#### [EXERCISE INSTRUCTIONS]
Say how many lines of the material below contain the word "Stationen", with no other words.

#### [INPUT MATERIAL]

———

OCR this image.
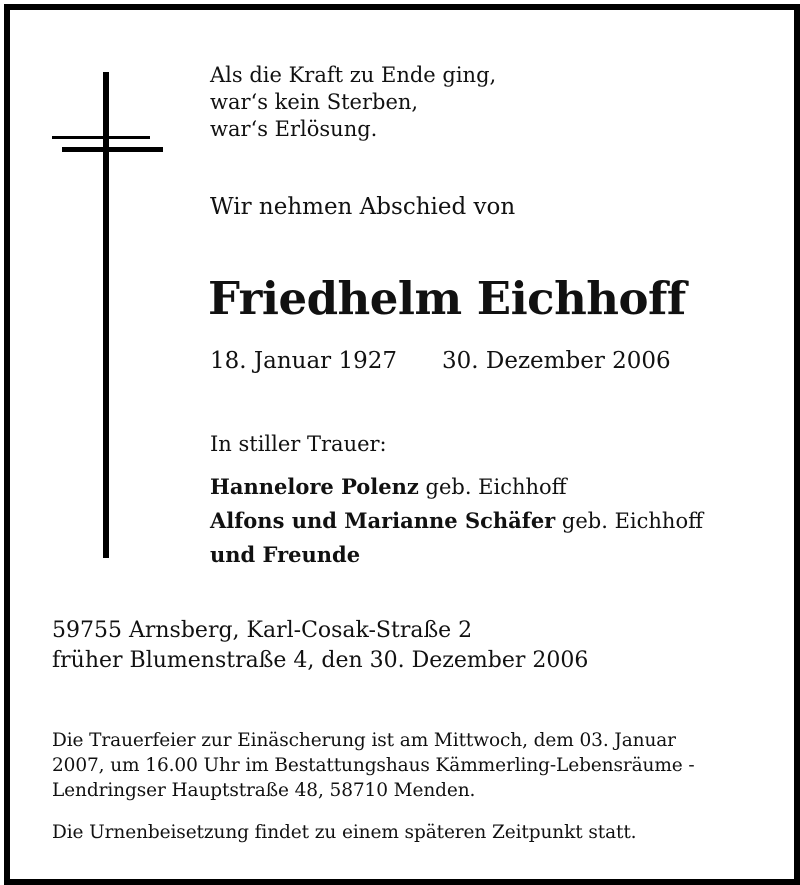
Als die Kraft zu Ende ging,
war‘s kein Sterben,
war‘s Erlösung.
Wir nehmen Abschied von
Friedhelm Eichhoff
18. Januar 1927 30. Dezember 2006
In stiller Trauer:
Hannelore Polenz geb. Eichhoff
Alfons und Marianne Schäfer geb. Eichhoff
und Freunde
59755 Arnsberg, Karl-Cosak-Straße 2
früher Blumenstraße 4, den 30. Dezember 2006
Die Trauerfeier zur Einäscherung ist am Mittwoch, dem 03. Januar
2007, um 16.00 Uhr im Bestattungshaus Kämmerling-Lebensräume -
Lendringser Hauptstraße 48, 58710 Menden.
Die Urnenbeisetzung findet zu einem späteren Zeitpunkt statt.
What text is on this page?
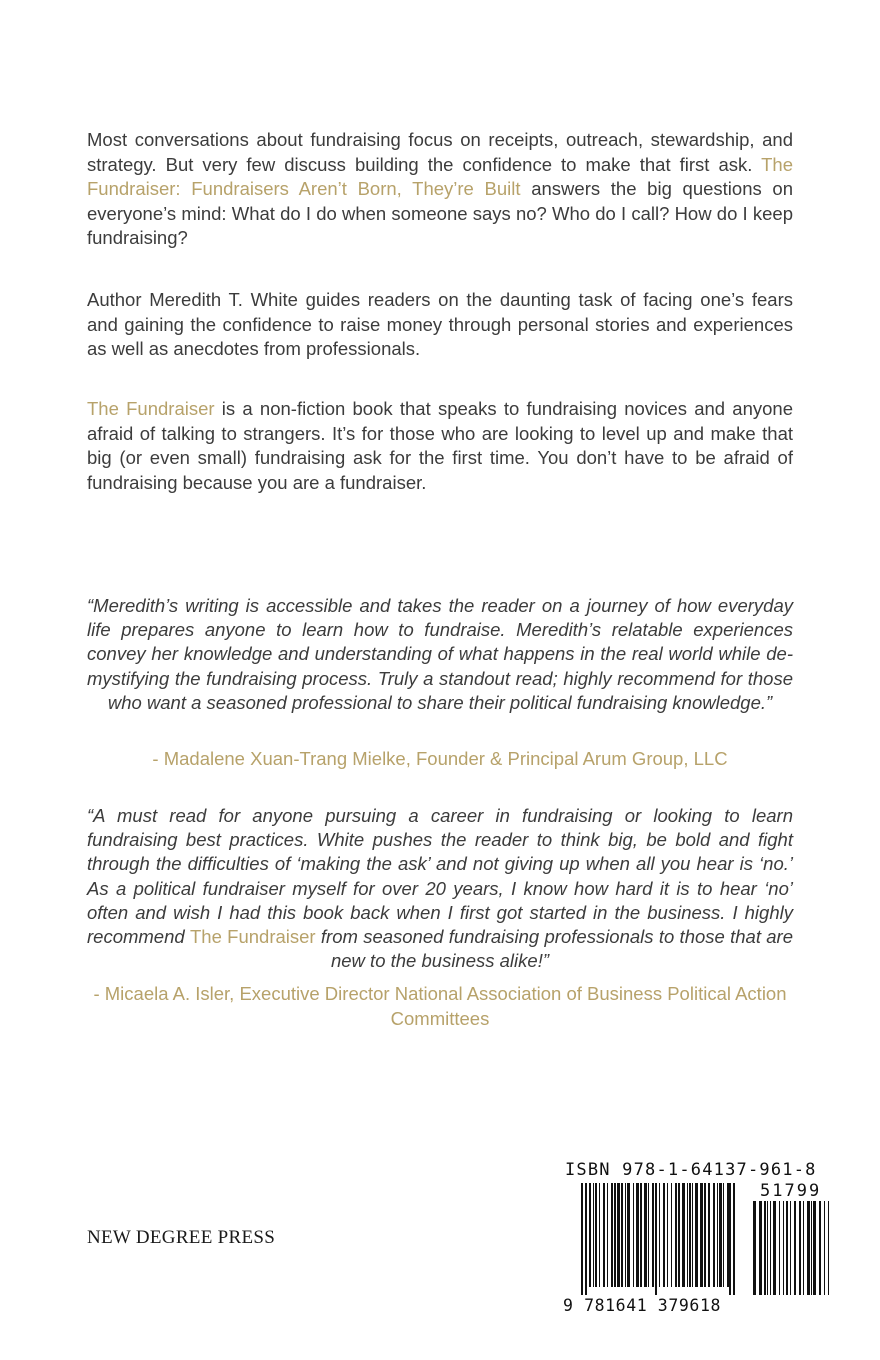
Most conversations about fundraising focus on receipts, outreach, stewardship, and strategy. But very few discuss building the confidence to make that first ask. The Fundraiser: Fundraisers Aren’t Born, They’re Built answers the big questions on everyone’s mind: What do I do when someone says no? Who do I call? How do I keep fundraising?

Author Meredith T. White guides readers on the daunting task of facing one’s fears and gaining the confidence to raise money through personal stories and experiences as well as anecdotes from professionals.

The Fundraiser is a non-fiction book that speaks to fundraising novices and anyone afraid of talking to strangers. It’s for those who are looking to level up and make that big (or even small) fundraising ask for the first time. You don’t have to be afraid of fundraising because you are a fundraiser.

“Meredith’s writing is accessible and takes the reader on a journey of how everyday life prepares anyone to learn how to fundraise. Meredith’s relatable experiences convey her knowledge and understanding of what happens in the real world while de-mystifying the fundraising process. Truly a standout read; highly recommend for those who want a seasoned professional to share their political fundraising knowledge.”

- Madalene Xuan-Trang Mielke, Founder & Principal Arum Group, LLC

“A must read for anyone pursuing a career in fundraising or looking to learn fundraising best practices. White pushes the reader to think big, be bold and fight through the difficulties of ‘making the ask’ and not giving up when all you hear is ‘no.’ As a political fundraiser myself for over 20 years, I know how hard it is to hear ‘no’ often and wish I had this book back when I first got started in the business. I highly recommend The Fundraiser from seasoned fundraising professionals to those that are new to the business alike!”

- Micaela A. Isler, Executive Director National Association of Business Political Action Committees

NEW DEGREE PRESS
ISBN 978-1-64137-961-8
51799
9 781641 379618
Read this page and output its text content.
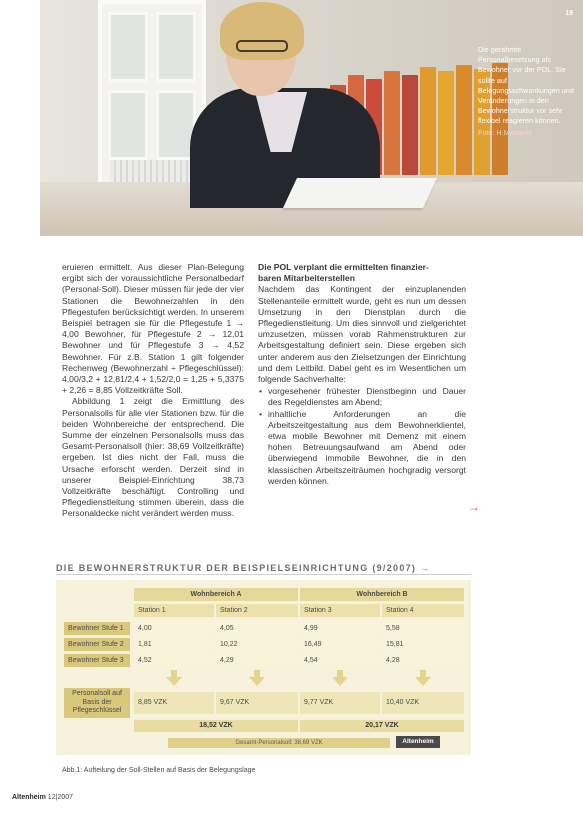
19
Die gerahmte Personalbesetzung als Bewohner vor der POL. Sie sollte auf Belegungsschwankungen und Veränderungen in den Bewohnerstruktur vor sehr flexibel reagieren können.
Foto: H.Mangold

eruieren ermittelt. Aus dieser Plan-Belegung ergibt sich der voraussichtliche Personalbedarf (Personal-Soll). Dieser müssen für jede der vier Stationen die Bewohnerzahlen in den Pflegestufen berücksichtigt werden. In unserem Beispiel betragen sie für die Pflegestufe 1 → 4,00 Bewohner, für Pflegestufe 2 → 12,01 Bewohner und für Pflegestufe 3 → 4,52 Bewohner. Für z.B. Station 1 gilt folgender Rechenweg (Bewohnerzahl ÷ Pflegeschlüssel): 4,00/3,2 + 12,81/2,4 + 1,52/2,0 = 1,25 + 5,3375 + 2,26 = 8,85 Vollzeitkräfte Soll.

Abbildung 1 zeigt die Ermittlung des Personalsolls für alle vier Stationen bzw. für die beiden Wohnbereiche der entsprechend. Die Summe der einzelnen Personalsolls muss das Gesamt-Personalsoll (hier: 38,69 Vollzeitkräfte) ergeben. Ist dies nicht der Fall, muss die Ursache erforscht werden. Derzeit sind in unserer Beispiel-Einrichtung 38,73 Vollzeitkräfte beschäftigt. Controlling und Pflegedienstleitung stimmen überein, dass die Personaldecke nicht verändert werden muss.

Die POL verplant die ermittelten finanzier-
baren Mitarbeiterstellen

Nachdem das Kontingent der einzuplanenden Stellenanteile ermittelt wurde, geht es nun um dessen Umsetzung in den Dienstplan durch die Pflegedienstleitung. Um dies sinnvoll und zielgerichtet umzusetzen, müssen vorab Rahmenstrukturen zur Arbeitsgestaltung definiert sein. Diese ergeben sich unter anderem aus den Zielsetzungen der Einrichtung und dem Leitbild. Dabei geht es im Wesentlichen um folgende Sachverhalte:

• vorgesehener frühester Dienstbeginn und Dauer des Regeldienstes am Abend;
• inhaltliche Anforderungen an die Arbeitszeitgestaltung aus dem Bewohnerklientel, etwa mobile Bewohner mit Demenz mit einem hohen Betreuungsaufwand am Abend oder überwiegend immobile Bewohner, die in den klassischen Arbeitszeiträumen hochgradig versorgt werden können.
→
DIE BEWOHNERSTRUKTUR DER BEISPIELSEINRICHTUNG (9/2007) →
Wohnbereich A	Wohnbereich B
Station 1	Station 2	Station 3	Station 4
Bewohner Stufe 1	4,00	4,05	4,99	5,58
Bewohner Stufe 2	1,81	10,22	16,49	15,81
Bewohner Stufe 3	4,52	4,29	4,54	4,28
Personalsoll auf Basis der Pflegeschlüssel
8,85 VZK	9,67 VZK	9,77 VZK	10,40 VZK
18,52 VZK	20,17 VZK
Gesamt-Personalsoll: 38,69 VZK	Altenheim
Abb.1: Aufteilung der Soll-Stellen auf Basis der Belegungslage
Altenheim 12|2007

———

#### [TASK RESULT]
2